Transcribe all the entries word for word, but omit the images.
## start
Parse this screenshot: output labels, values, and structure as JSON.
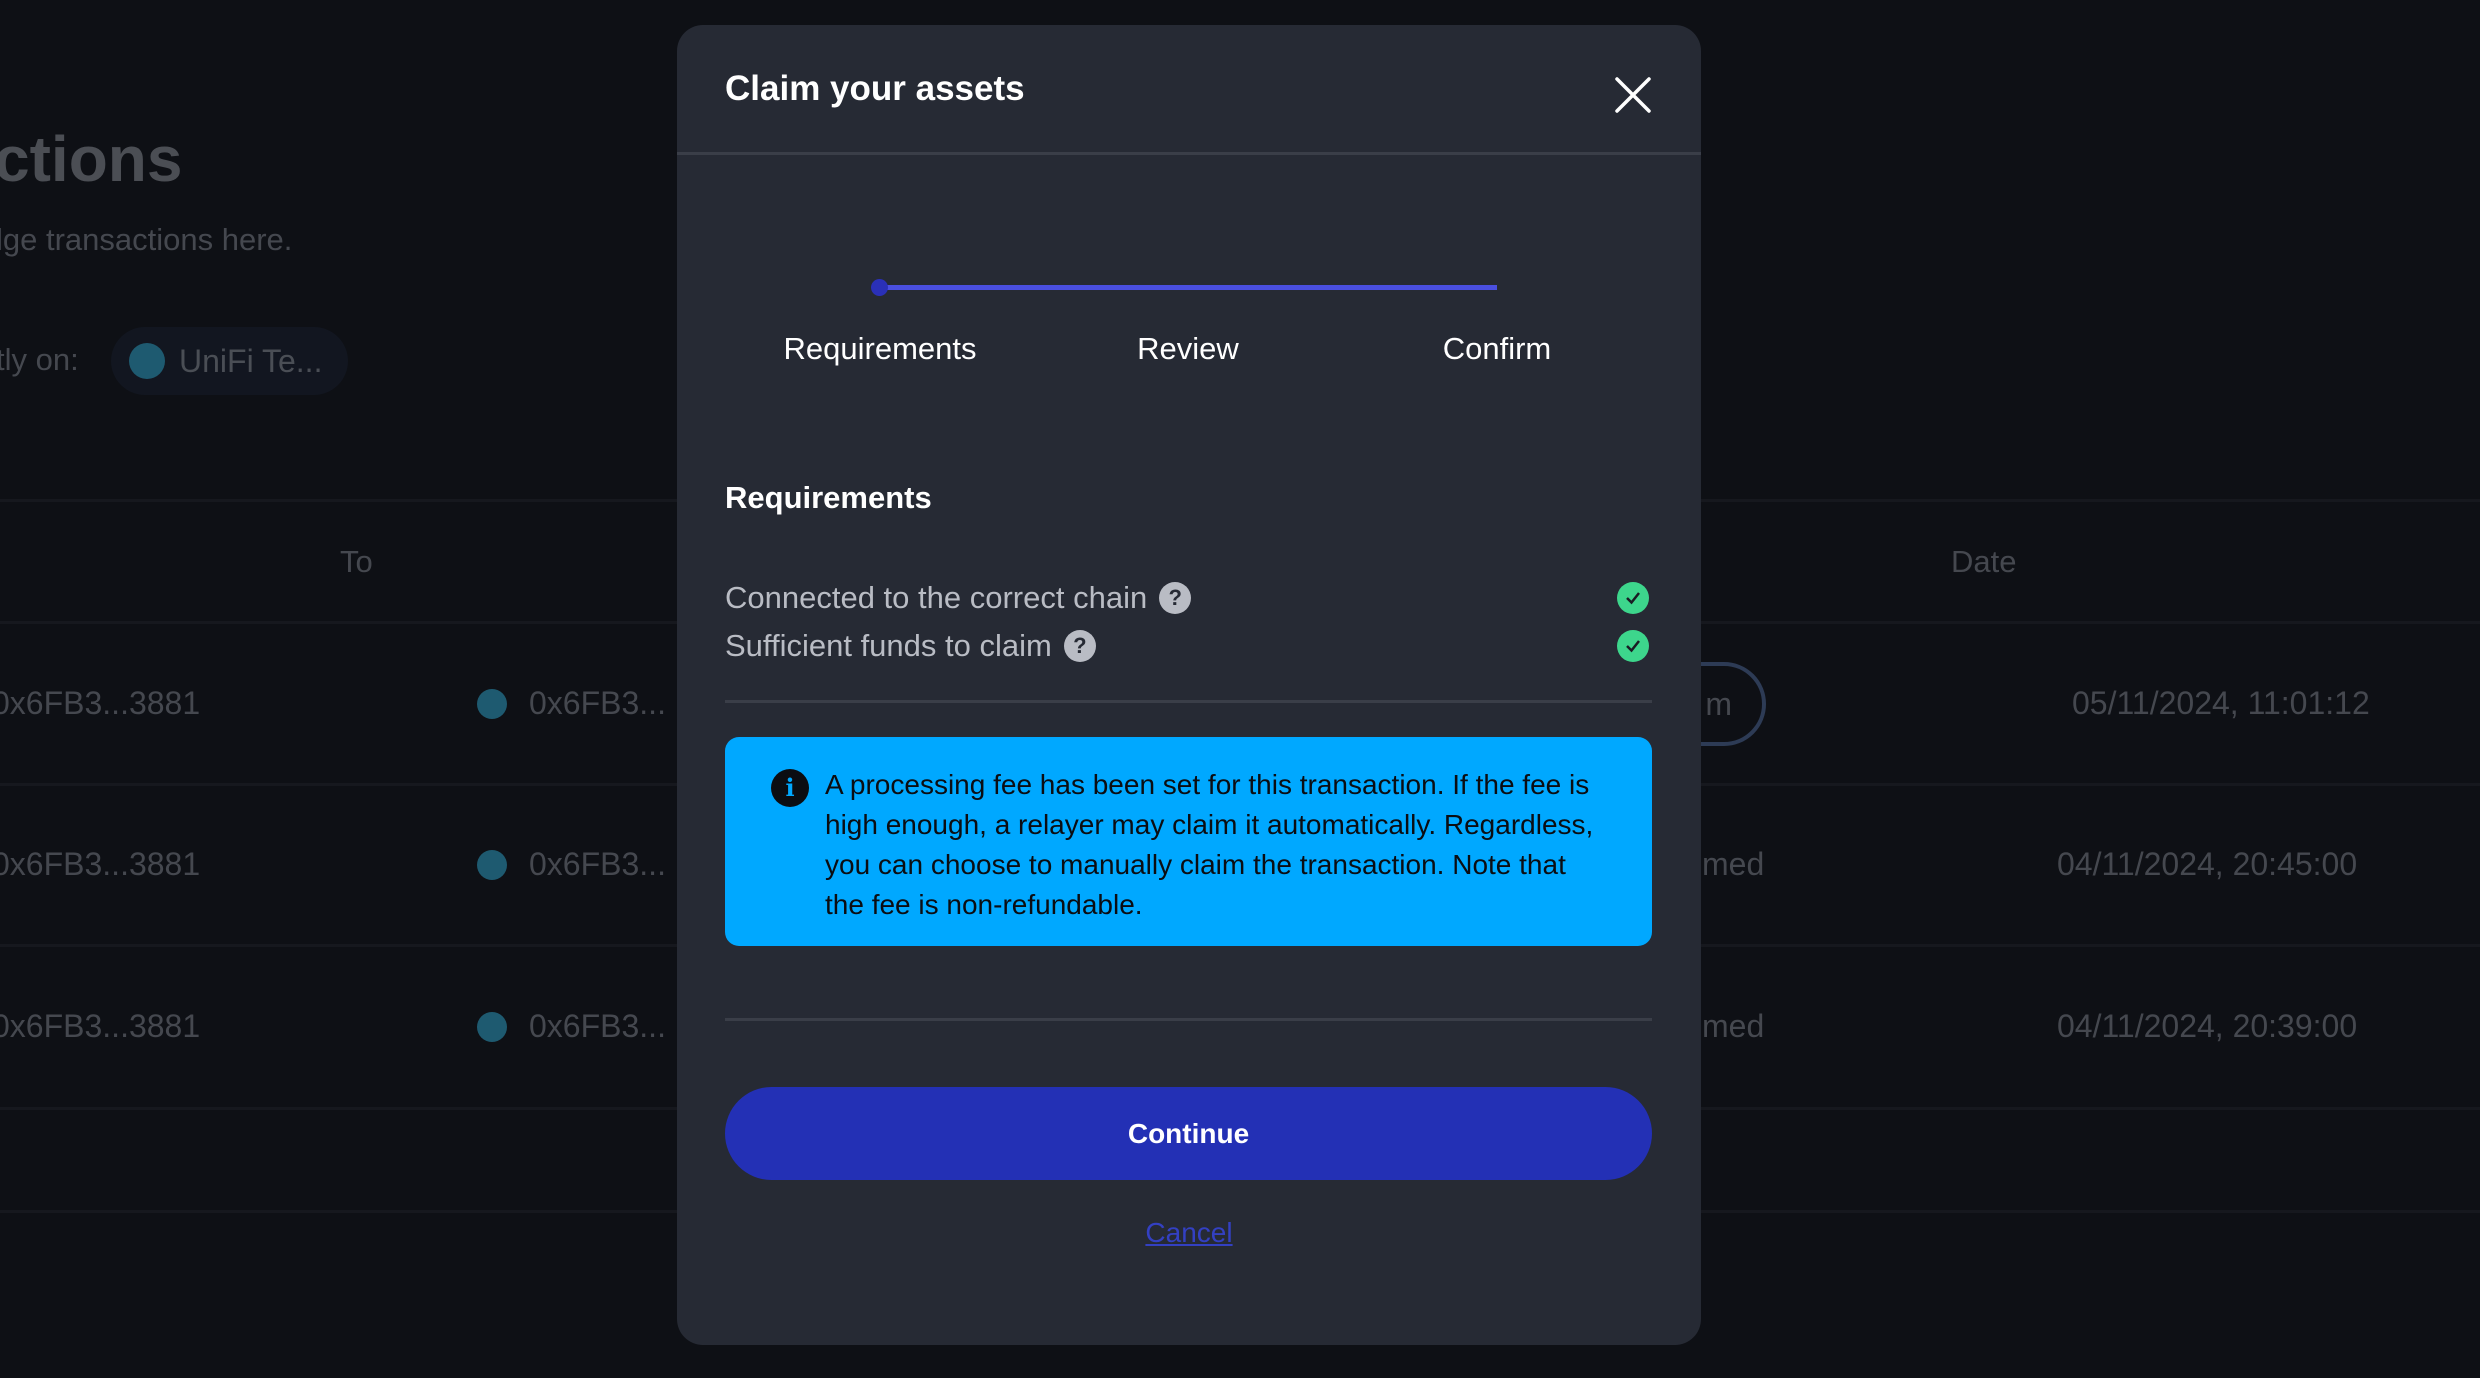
{
  "background": {
    "title": "ctions",
    "subtitle": "lge transactions here.",
    "network_label": "tly on:",
    "network_chip": "UniFi Te...",
    "columns": {
      "to": "To",
      "date": "Date"
    },
    "rows": [
      {
        "from": "0x6FB3...3881",
        "to": "0x6FB3...",
        "status": "m",
        "status_type": "button",
        "date": "05/11/2024, 11:01:12"
      },
      {
        "from": "0x6FB3...3881",
        "to": "0x6FB3...",
        "status": "med",
        "status_type": "text",
        "date": "04/11/2024, 20:45:00"
      },
      {
        "from": "0x6FB3...3881",
        "to": "0x6FB3...",
        "status": "med",
        "status_type": "text",
        "date": "04/11/2024, 20:39:00"
      }
    ]
  },
  "modal": {
    "title": "Claim your assets",
    "close_icon": "close-icon",
    "steps": [
      "Requirements",
      "Review",
      "Confirm"
    ],
    "current_step": 1,
    "section_title": "Requirements",
    "requirements": [
      {
        "label": "Connected to the correct chain",
        "met": true
      },
      {
        "label": "Sufficient funds to claim",
        "met": true
      }
    ],
    "info_text": "A processing fee has been set for this transaction. If the fee is high enough, a relayer may claim it automatically. Regardless, you can choose to manually claim the transaction. Note that the fee is non-refundable.",
    "continue_label": "Continue",
    "cancel_label": "Cancel"
  },
  "colors": {
    "accent": "#2330b5",
    "info": "#00a8ff",
    "success": "#3dd68c",
    "progress": "#4a4fe0"
  }
}
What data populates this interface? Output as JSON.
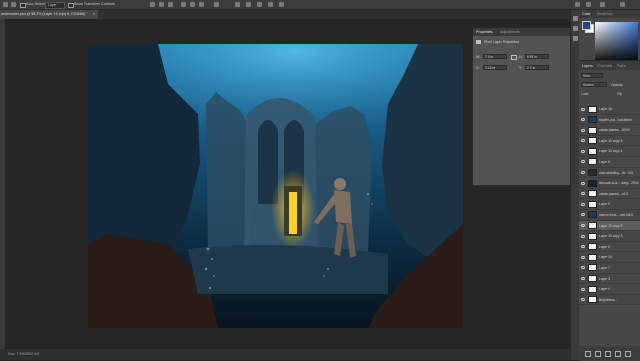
{
  "options_bar": {
    "auto_select_label": "Auto-Select:",
    "auto_select_target": "Layer",
    "show_transform_label": "Show Transform Controls"
  },
  "document_tab": {
    "title": "underwater.psd @ 58.2% (Layer 15 copy 6, RGB/8#)",
    "close": "×"
  },
  "status_bar": {
    "text": "Doc: 7.99M/502.6M"
  },
  "properties_panel": {
    "tabs": [
      "Properties",
      "Adjustments"
    ],
    "subtitle": "Pixel Layer Properties",
    "w_label": "W:",
    "w_value": "7.9 in",
    "h_label": "H:",
    "h_value": "6.51 in",
    "x_label": "X:",
    "x_value": "3.12 in",
    "y_label": "Y:",
    "y_value": "2.7 in"
  },
  "color_panel": {
    "tabs": [
      "Color",
      "Swatches"
    ],
    "colors": {
      "foreground": "#1e4a8c",
      "background": "#ffffff",
      "accent": "#3e78d8"
    }
  },
  "layers_panel": {
    "tabs": [
      "Layers",
      "Channels",
      "Paths"
    ],
    "kind_filter": "Kind",
    "blend_mode": "Screen",
    "opacity_label": "Opacity:",
    "lock_label": "Lock:",
    "fill_label": "Fill:",
    "layers": [
      {
        "name": "Layer 18",
        "thumb": "checker",
        "selected": false
      },
      {
        "name": "shutter-ynz...scrubbed",
        "thumb": "#1c3c5a",
        "selected": false
      },
      {
        "name": "ocean-waves...-6000",
        "thumb": "checker",
        "selected": false
      },
      {
        "name": "Layer 15 copy 5",
        "thumb": "checker",
        "selected": false
      },
      {
        "name": "Layer 15 copy 4",
        "thumb": "checker",
        "selected": false
      },
      {
        "name": "Layer 6",
        "thumb": "checker",
        "selected": false
      },
      {
        "name": "man-standing...0fr...001",
        "thumb": "#2a2a2a",
        "selected": false
      },
      {
        "name": "silhouet-of-a-...dong...2004",
        "thumb": "#0e2438",
        "selected": false
      },
      {
        "name": "ocean-waves...-of-0",
        "thumb": "checker",
        "selected": false
      },
      {
        "name": "Layer 9",
        "thumb": "checker",
        "selected": false
      },
      {
        "name": "man-in-blue-...ant-0401",
        "thumb": "#1a3a58",
        "selected": false
      },
      {
        "name": "Layer 15 copy 6",
        "thumb": "checker",
        "selected": true
      },
      {
        "name": "Layer 15 copy 3",
        "thumb": "checker",
        "selected": false
      },
      {
        "name": "Layer 8",
        "thumb": "checker",
        "selected": false
      },
      {
        "name": "Layer 10",
        "thumb": "checker",
        "selected": false
      },
      {
        "name": "Layer 7",
        "thumb": "checker",
        "selected": false
      },
      {
        "name": "Layer 3",
        "thumb": "checker",
        "selected": false
      },
      {
        "name": "Layer 4",
        "thumb": "checker",
        "selected": false
      },
      {
        "name": "Brightness...",
        "thumb": "#ffffff",
        "selected": false
      }
    ]
  },
  "artwork": {
    "description_colors": {
      "water_top": "#1d6e9e",
      "water_dark": "#0a1e2c",
      "glow": "#ffd21f"
    }
  }
}
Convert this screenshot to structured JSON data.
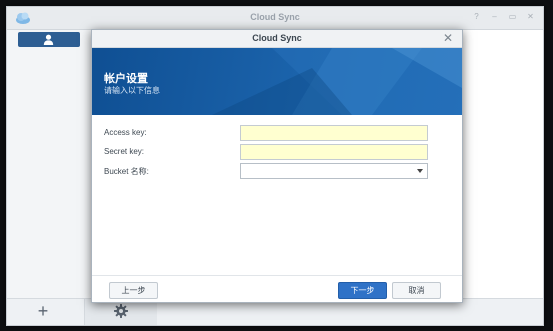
{
  "app": {
    "title": "Cloud Sync",
    "window_controls": [
      "?",
      "–",
      "▭",
      "✕"
    ]
  },
  "sidebar": {
    "account_icon": "user-icon"
  },
  "bottombar": {
    "add_label": "+",
    "settings_icon": "gear-icon"
  },
  "dialog": {
    "title": "Cloud Sync",
    "close_label": "✕",
    "banner_title": "帐户设置",
    "banner_subtitle": "请输入以下信息",
    "fields": {
      "access_key": {
        "label": "Access key:",
        "value": ""
      },
      "secret_key": {
        "label": "Secret key:",
        "value": ""
      },
      "bucket": {
        "label": "Bucket 名称:",
        "value": ""
      }
    },
    "buttons": {
      "prev": "上一步",
      "next": "下一步",
      "cancel": "取消"
    }
  },
  "colors": {
    "banner": "#1b63ab",
    "primary_button": "#2f72c7",
    "input_highlight": "#ffffd0"
  }
}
## end
**Response:**
Parse this screenshot: output labels, values, and structure as JSON.
{
  "background": {
    "title": "ctions",
    "subtitle": "lge transactions here.",
    "network_label": "tly on:",
    "network_chip": "UniFi Te...",
    "columns": {
      "to": "To",
      "date": "Date"
    },
    "rows": [
      {
        "from": "0x6FB3...3881",
        "to": "0x6FB3...",
        "status": "m",
        "status_type": "button",
        "date": "05/11/2024, 11:01:12"
      },
      {
        "from": "0x6FB3...3881",
        "to": "0x6FB3...",
        "status": "med",
        "status_type": "text",
        "date": "04/11/2024, 20:45:00"
      },
      {
        "from": "0x6FB3...3881",
        "to": "0x6FB3...",
        "status": "med",
        "status_type": "text",
        "date": "04/11/2024, 20:39:00"
      }
    ]
  },
  "modal": {
    "title": "Claim your assets",
    "close_icon": "close-icon",
    "steps": [
      "Requirements",
      "Review",
      "Confirm"
    ],
    "current_step": 1,
    "section_title": "Requirements",
    "requirements": [
      {
        "label": "Connected to the correct chain",
        "met": true
      },
      {
        "label": "Sufficient funds to claim",
        "met": true
      }
    ],
    "info_text": "A processing fee has been set for this transaction. If the fee is high enough, a relayer may claim it automatically. Regardless, you can choose to manually claim the transaction. Note that the fee is non-refundable.",
    "continue_label": "Continue",
    "cancel_label": "Cancel"
  },
  "colors": {
    "accent": "#2330b5",
    "info": "#00a8ff",
    "success": "#3dd68c",
    "progress": "#4a4fe0"
  }
}
What data populates this interface? Output as JSON.
{
  "options_bar": {
    "auto_select_label": "Auto-Select:",
    "auto_select_target": "Layer",
    "show_transform_label": "Show Transform Controls"
  },
  "document_tab": {
    "title": "underwater.psd @ 58.2% (Layer 15 copy 6, RGB/8#)",
    "close": "×"
  },
  "status_bar": {
    "text": "Doc: 7.99M/502.6M"
  },
  "properties_panel": {
    "tabs": [
      "Properties",
      "Adjustments"
    ],
    "subtitle": "Pixel Layer Properties",
    "w_label": "W:",
    "w_value": "7.9 in",
    "h_label": "H:",
    "h_value": "6.51 in",
    "x_label": "X:",
    "x_value": "3.12 in",
    "y_label": "Y:",
    "y_value": "2.7 in"
  },
  "color_panel": {
    "tabs": [
      "Color",
      "Swatches"
    ],
    "colors": {
      "foreground": "#1e4a8c",
      "background": "#ffffff",
      "accent": "#3e78d8"
    }
  },
  "layers_panel": {
    "tabs": [
      "Layers",
      "Channels",
      "Paths"
    ],
    "kind_filter": "Kind",
    "blend_mode": "Screen",
    "opacity_label": "Opacity:",
    "lock_label": "Lock:",
    "fill_label": "Fill:",
    "layers": [
      {
        "name": "Layer 18",
        "thumb": "checker",
        "selected": false
      },
      {
        "name": "shutter-ynz...scrubbed",
        "thumb": "#1c3c5a",
        "selected": false
      },
      {
        "name": "ocean-waves...-6000",
        "thumb": "checker",
        "selected": false
      },
      {
        "name": "Layer 15 copy 5",
        "thumb": "checker",
        "selected": false
      },
      {
        "name": "Layer 15 copy 4",
        "thumb": "checker",
        "selected": false
      },
      {
        "name": "Layer 6",
        "thumb": "checker",
        "selected": false
      },
      {
        "name": "man-standing...0fr...001",
        "thumb": "#2a2a2a",
        "selected": false
      },
      {
        "name": "silhouet-of-a-...dong...2004",
        "thumb": "#0e2438",
        "selected": false
      },
      {
        "name": "ocean-waves...-of-0",
        "thumb": "checker",
        "selected": false
      },
      {
        "name": "Layer 9",
        "thumb": "checker",
        "selected": false
      },
      {
        "name": "man-in-blue-...ant-0401",
        "thumb": "#1a3a58",
        "selected": false
      },
      {
        "name": "Layer 15 copy 6",
        "thumb": "checker",
        "selected": true
      },
      {
        "name": "Layer 15 copy 3",
        "thumb": "checker",
        "selected": false
      },
      {
        "name": "Layer 8",
        "thumb": "checker",
        "selected": false
      },
      {
        "name": "Layer 10",
        "thumb": "checker",
        "selected": false
      },
      {
        "name": "Layer 7",
        "thumb": "checker",
        "selected": false
      },
      {
        "name": "Layer 3",
        "thumb": "checker",
        "selected": false
      },
      {
        "name": "Layer 4",
        "thumb": "checker",
        "selected": false
      },
      {
        "name": "Brightness...",
        "thumb": "#ffffff",
        "selected": false
      }
    ]
  },
  "artwork": {
    "description_colors": {
      "water_top": "#1d6e9e",
      "water_dark": "#0a1e2c",
      "glow": "#ffd21f"
    }
  }
}
Convert this screenshot to structured JSON data.
{
  "app": {
    "title": "Cloud Sync",
    "window_controls": [
      "?",
      "–",
      "▭",
      "✕"
    ]
  },
  "sidebar": {
    "account_icon": "user-icon"
  },
  "bottombar": {
    "add_label": "+",
    "settings_icon": "gear-icon"
  },
  "dialog": {
    "title": "Cloud Sync",
    "close_label": "✕",
    "banner_title": "帐户设置",
    "banner_subtitle": "请输入以下信息",
    "fields": {
      "access_key": {
        "label": "Access key:",
        "value": ""
      },
      "secret_key": {
        "label": "Secret key:",
        "value": ""
      },
      "bucket": {
        "label": "Bucket 名称:",
        "value": ""
      }
    },
    "buttons": {
      "prev": "上一步",
      "next": "下一步",
      "cancel": "取消"
    }
  },
  "colors": {
    "banner": "#1b63ab",
    "primary_button": "#2f72c7",
    "input_highlight": "#ffffd0"
  }
}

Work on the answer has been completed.